Selected extract:
((
And finally, clouds themselves drive it. maybe this little bit not obvious, but we think about,, one of the things is that, like I mentioned, is providing hosted versions of the open source projects. If there are open-source projects, there are popular ones, almost every cloud, sooner or later, will provide a service by the phase of that open-source projects. But it's another more sub, um you know there are other subtle things. One, they also provide their own stack on other clouds. And the idea here is that they want to incentivize developers to build on their own software, even if they say, I'm a Google, it's ok if you run in AWS, as long as you ran on top of you build your application on top of Google Anthos, which is, you can think about Google Analytics plus plus. Because as a Google, I believe that I am going to provide the best instantiation of Google Anthos, so sooner or later, you're going to come to Google And it will be much easier to come to Google, because your application already is going to come to work on Google, which brings us to the one, to the reason which is more subtle. It's in time. Some of the API is kind of comparative. And why is that? Because, for instance, Say I am Microsoft, And then I want to get a customer of AWS. In order to get the customer, of course, I can provide, I can say, you know good pricing and things like that, or whatever, But one of the barriers would be for that customer to realize these applications now to use as your services. So it's now it's an interest of how you're basically turning to the customer, Hey, if you are using this service on AWS, I have something quite similar. It doesn't require you to do this or that Just a small few changes, So that's kind of how they become a little bit more alike.
Also, Sky needs no help from their clouds. It can now start today with existing services. We don't need anything from the cloud. And also, it's a very important aspect, because another question we are asked very often, Well, but you are, you know maybe you can support best jobs, but what about these other jobs, like you know Microservices or whatever? And our answer to that is basically saying, Look, we do not try to support everything from day one. We just focus on some important and may be easy use cases for us, And we take it from there. If you are successful there, maybe you are going to expand that. If we are not successful, at least, we fail fast.
And by the way, we are already building. I am going to say a little bit more about it and what we are building, We are, a prototype of intercloud broker, We are calling it MSC, Oh, not not MSC, sorry, SkyML. And basically we are targeting on training and hyperparameter tuning. And the users are our own AI students, which are using, which have credits from multiple clouds.
))
(Element box annotations)
((
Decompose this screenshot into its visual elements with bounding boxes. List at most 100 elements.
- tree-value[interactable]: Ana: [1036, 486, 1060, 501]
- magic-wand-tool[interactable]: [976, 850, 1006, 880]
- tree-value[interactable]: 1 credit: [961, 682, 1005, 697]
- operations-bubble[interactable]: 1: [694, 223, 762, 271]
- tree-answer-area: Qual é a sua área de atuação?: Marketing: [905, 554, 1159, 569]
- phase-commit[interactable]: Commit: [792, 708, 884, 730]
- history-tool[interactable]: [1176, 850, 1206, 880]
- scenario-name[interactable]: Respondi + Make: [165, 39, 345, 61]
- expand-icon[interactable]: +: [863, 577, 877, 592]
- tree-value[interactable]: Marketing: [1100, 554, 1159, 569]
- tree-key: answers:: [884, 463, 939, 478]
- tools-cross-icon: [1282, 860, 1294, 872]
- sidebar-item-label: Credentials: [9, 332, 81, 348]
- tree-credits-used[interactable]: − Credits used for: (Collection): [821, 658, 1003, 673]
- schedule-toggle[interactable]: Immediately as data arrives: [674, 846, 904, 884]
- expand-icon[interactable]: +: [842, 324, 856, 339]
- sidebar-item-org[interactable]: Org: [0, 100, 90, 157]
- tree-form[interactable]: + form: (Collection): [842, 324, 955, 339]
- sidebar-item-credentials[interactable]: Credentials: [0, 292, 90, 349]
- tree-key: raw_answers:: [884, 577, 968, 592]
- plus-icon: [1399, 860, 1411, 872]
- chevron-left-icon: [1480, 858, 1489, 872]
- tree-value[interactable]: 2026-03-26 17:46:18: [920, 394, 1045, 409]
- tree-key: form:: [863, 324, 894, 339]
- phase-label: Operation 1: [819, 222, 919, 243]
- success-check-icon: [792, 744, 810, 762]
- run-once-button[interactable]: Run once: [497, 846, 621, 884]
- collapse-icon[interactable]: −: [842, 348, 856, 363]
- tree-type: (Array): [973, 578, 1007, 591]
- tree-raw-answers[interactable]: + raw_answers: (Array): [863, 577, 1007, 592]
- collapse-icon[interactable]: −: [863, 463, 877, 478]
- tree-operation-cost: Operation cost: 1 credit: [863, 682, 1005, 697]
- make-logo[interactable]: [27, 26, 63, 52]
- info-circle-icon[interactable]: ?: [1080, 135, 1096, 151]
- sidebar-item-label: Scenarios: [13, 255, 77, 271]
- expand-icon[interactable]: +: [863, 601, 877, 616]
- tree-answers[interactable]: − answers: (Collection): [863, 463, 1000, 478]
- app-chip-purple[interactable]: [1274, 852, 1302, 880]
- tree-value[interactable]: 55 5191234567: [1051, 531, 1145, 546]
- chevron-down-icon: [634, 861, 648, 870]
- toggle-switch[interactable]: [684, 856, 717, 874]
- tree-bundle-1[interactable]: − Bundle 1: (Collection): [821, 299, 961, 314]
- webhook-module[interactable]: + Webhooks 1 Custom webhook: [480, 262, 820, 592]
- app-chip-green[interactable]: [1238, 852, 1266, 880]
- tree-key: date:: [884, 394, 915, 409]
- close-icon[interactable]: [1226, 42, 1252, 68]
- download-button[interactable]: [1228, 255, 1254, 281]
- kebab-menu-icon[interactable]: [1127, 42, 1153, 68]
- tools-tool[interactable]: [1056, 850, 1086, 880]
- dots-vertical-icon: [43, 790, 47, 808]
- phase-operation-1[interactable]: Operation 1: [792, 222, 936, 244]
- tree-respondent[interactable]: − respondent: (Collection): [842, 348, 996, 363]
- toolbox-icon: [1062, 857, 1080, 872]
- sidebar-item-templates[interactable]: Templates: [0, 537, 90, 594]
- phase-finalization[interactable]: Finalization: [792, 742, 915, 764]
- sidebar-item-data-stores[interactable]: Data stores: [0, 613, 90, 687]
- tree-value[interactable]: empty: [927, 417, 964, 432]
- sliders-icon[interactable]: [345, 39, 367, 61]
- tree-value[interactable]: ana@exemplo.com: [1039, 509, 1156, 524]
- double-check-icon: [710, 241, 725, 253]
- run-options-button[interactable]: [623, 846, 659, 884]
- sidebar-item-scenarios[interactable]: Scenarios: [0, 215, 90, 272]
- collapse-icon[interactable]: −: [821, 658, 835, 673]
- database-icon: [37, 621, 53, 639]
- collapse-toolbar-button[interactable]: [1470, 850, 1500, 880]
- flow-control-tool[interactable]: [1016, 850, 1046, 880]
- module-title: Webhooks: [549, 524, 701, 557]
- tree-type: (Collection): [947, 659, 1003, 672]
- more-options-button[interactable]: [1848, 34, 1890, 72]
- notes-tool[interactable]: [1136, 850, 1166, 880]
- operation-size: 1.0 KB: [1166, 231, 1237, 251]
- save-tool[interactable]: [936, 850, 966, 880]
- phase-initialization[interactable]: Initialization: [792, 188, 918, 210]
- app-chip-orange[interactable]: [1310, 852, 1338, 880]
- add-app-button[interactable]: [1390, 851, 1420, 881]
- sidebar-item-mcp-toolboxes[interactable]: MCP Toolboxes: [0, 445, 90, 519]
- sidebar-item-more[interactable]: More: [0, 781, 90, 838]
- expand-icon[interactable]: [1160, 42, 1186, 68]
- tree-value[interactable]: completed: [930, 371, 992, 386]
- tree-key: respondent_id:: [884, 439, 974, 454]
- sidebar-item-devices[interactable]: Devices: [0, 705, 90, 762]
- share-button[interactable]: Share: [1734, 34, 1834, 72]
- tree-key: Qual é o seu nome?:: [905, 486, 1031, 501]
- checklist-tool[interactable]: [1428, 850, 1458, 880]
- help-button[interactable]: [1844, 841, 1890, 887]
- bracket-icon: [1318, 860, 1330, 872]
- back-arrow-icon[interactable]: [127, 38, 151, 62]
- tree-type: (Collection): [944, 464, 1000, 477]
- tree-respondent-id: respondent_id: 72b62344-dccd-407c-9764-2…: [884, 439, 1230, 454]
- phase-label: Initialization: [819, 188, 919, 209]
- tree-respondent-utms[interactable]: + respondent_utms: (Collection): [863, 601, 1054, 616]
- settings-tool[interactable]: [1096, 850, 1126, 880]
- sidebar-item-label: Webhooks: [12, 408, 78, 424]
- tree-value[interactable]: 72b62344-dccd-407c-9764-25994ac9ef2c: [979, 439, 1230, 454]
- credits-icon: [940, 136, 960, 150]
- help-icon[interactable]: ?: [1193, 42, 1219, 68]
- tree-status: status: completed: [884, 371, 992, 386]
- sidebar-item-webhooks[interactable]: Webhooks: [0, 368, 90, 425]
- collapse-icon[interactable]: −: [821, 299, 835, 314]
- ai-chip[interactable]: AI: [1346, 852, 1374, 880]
))
Prompt A:
According to the Sky transcript, which tasks does the prototype intercloud broker target?
Prompt B:
For each statement, say whether it agrees with the Sky transcript: (i) Sky requires assistance from the clouds before it can start. (ii) The users of the prototype are the speakers' own AI students, who hold credits from multiple clouds. (iii) Almost every cloud will eventually offer a service based on popular open-source projects.

Expected output A:
Training and hyperparameter tuning.

Expected output B:
(i) No: "Sky needs no help from their clouds."
(ii) Yes: "the users are our own AI students, which are using, which have credits from multiple clouds."
(iii) Yes: "almost every cloud, sooner or later, will provide a service by the phase of that open-source projects."